**Information supplied**
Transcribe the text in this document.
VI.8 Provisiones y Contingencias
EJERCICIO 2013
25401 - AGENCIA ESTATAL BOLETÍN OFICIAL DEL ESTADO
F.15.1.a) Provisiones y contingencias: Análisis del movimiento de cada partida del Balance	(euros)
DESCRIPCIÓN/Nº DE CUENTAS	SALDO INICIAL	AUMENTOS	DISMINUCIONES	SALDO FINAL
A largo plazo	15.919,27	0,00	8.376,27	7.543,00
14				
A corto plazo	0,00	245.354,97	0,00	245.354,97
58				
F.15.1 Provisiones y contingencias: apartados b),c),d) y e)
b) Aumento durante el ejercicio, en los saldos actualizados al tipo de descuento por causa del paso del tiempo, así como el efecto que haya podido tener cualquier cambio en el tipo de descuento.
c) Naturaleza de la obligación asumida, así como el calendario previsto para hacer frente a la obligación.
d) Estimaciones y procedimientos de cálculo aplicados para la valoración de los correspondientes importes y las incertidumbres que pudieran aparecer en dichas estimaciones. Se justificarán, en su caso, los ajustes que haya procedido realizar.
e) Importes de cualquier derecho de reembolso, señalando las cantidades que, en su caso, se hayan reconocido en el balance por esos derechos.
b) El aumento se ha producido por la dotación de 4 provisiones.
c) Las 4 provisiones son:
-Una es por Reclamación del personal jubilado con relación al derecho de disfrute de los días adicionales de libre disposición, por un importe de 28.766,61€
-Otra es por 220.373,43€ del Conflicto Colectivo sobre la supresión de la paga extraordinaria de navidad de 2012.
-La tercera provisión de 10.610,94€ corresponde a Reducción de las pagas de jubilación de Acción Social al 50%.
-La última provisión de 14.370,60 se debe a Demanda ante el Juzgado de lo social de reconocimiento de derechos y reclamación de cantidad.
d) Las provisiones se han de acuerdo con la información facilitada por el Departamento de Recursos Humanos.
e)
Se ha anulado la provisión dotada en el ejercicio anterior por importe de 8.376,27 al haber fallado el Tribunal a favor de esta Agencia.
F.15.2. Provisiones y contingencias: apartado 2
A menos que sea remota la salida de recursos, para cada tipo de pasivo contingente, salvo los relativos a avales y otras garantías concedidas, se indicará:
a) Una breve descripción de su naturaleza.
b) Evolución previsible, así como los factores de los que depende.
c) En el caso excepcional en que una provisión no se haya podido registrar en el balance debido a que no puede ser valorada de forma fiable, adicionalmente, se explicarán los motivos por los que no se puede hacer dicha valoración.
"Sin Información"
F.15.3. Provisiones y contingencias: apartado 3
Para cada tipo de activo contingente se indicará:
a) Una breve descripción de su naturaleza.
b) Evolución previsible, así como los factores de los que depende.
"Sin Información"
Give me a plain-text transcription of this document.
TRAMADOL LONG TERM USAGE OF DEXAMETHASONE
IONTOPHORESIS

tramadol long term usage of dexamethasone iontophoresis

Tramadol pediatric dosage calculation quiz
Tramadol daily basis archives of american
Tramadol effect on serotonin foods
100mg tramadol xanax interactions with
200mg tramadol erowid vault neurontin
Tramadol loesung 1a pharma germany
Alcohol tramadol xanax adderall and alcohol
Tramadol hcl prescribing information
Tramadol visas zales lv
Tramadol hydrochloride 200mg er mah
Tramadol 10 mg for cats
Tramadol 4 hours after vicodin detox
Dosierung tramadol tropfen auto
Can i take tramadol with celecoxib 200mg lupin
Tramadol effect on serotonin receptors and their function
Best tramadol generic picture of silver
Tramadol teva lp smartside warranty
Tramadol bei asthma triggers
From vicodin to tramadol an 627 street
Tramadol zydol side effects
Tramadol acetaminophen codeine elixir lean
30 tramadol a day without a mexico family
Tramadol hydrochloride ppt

**Exercise task**
Return all of the data exactly as it reads.

**Response to this exercise**
Transcribe the text in this document.
VI.8 Provisiones y Contingencias
EJERCICIO 2013
25401 - AGENCIA ESTATAL BOLETÍN OFICIAL DEL ESTADO
F.15.1.a) Provisiones y contingencias: Análisis del movimiento de cada partida del Balance	(euros)
DESCRIPCIÓN/Nº DE CUENTAS	SALDO INICIAL	AUMENTOS	DISMINUCIONES	SALDO FINAL
A largo plazo	15.919,27	0,00	8.376,27	7.543,00
14				
A corto plazo	0,00	245.354,97	0,00	245.354,97
58				
F.15.1 Provisiones y contingencias: apartados b),c),d) y e)
b) Aumento durante el ejercicio, en los saldos actualizados al tipo de descuento por causa del paso del tiempo, así como el efecto que haya podido tener cualquier cambio en el tipo de descuento.
c) Naturaleza de la obligación asumida, así como el calendario previsto para hacer frente a la obligación.
d) Estimaciones y procedimientos de cálculo aplicados para la valoración de los correspondientes importes y las incertidumbres que pudieran aparecer en dichas estimaciones. Se justificarán, en su caso, los ajustes que haya procedido realizar.
e) Importes de cualquier derecho de reembolso, señalando las cantidades que, en su caso, se hayan reconocido en el balance por esos derechos.
b) El aumento se ha producido por la dotación de 4 provisiones.
c) Las 4 provisiones son:
-Una es por Reclamación del personal jubilado con relación al derecho de disfrute de los días adicionales de libre disposición, por un importe de 28.766,61€
-Otra es por 220.373,43€ del Conflicto Colectivo sobre la supresión de la paga extraordinaria de navidad de 2012.
-La tercera provisión de 10.610,94€ corresponde a Reducción de las pagas de jubilación de Acción Social al 50%.
-La última provisión de 14.370,60 se debe a Demanda ante el Juzgado de lo social de reconocimiento de derechos y reclamación de cantidad.
d) Las provisiones se han de acuerdo con la información facilitada por el Departamento de Recursos Humanos.
e)
Se ha anulado la provisión dotada en el ejercicio anterior por importe de 8.376,27 al haber fallado el Tribunal a favor de esta Agencia.
F.15.2. Provisiones y contingencias: apartado 2
A menos que sea remota la salida de recursos, para cada tipo de pasivo contingente, salvo los relativos a avales y otras garantías concedidas, se indicará:
a) Una breve descripción de su naturaleza.
b) Evolución previsible, así como los factores de los que depende.
c) En el caso excepcional en que una provisión no se haya podido registrar en el balance debido a que no puede ser valorada de forma fiable, adicionalmente, se explicarán los motivos por los que no se puede hacer dicha valoración.
"Sin Información"
F.15.3. Provisiones y contingencias: apartado 3
Para cada tipo de activo contingente se indicará:
a) Una breve descripción de su naturaleza.
b) Evolución previsible, así como los factores de los que depende.
"Sin Información"
Give me a plain-text transcription of this document.
TRAMADOL LONG TERM USAGE OF DEXAMETHASONE
IONTOPHORESIS

tramadol long term usage of dexamethasone iontophoresis

Tramadol pediatric dosage calculation quiz
Tramadol daily basis archives of american
Tramadol effect on serotonin foods
100mg tramadol xanax interactions with
200mg tramadol erowid vault neurontin
Tramadol loesung 1a pharma germany
Alcohol tramadol xanax adderall and alcohol
Tramadol hcl prescribing information
Tramadol visas zales lv
Tramadol hydrochloride 200mg er mah
Tramadol 10 mg for cats
Tramadol 4 hours after vicodin detox
Dosierung tramadol tropfen auto
Can i take tramadol with celecoxib 200mg lupin
Tramadol effect on serotonin receptors and their function
Best tramadol generic picture of silver
Tramadol teva lp smartside warranty
Tramadol bei asthma triggers
From vicodin to tramadol an 627 street
Tramadol zydol side effects
Tramadol acetaminophen codeine elixir lean
30 tramadol a day without a mexico family
Tramadol hydrochloride ppt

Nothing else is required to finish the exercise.